Start of DATASET RECORDS
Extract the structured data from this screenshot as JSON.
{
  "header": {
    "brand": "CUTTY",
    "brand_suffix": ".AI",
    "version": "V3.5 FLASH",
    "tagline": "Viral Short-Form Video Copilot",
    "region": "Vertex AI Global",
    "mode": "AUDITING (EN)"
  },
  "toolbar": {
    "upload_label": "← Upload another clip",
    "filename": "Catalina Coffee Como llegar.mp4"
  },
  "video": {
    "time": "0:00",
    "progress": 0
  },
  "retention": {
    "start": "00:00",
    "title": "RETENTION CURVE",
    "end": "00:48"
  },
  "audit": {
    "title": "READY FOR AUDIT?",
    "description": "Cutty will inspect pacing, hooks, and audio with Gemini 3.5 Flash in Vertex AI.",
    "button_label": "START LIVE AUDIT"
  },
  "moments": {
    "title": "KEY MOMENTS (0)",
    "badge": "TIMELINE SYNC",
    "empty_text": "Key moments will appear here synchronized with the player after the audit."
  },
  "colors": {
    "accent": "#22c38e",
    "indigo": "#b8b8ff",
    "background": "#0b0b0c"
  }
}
End of DATASET RECORDS
* INSTRUCTIONS FOR THE TASK *
The records above should be set down again word for word.

* EXERCISE RESPONSE *
Extract the structured data from this screenshot as JSON.
{
  "header": {
    "brand": "CUTTY",
    "brand_suffix": ".AI",
    "version": "V3.5 FLASH",
    "tagline": "Viral Short-Form Video Copilot",
    "region": "Vertex AI Global",
    "mode": "AUDITING (EN)"
  },
  "toolbar": {
    "upload_label": "← Upload another clip",
    "filename": "Catalina Coffee Como llegar.mp4"
  },
  "video": {
    "time": "0:00",
    "progress": 0
  },
  "retention": {
    "start": "00:00",
    "title": "RETENTION CURVE",
    "end": "00:48"
  },
  "audit": {
    "title": "READY FOR AUDIT?",
    "description": "Cutty will inspect pacing, hooks, and audio with Gemini 3.5 Flash in Vertex AI.",
    "button_label": "START LIVE AUDIT"
  },
  "moments": {
    "title": "KEY MOMENTS (0)",
    "badge": "TIMELINE SYNC",
    "empty_text": "Key moments will appear here synchronized with the player after the audit."
  },
  "colors": {
    "accent": "#22c38e",
    "indigo": "#b8b8ff",
    "background": "#0b0b0c"
  }
}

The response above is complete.